WHAT IS BEING ASKED —
Copy out all lines of the records in which the word "this" appears.

[Data excerpts]
=-=-=
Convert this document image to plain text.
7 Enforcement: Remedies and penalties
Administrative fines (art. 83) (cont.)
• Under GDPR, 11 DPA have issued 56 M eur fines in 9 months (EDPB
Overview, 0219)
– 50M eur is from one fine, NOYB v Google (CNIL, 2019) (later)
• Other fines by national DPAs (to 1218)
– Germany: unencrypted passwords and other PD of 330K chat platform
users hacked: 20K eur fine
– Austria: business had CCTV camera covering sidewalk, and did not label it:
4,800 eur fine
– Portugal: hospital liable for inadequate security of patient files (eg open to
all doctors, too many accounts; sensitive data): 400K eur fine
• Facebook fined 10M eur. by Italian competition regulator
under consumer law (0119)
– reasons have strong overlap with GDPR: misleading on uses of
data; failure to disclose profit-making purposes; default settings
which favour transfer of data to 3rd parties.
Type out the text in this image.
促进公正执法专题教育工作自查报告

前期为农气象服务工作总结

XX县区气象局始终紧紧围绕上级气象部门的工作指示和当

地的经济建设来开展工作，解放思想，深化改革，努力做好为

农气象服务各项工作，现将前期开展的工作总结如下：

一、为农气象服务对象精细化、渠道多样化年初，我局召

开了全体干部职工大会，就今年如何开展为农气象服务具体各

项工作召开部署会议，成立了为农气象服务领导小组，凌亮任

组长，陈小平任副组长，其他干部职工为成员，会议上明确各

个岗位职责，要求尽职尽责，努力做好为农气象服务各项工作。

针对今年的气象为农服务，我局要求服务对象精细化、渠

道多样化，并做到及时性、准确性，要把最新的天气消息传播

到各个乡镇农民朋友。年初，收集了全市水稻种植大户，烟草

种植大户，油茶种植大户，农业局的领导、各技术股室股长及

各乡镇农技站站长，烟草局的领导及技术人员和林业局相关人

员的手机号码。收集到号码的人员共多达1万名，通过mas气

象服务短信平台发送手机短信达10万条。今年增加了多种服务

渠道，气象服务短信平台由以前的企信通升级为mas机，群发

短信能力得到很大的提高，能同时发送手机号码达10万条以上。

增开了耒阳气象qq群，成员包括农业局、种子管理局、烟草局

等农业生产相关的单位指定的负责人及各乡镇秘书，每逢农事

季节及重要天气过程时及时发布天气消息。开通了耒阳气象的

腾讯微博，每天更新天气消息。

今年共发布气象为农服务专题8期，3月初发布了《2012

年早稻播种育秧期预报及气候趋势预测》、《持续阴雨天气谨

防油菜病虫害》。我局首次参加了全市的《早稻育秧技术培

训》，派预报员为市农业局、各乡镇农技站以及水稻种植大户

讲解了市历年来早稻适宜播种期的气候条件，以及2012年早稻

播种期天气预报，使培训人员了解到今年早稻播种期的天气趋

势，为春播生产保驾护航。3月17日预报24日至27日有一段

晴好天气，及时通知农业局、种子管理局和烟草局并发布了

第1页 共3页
=-=-=
OUTPUT OF THE EXERCISE —
Convert this document image to plain text.
Type out the text in this image.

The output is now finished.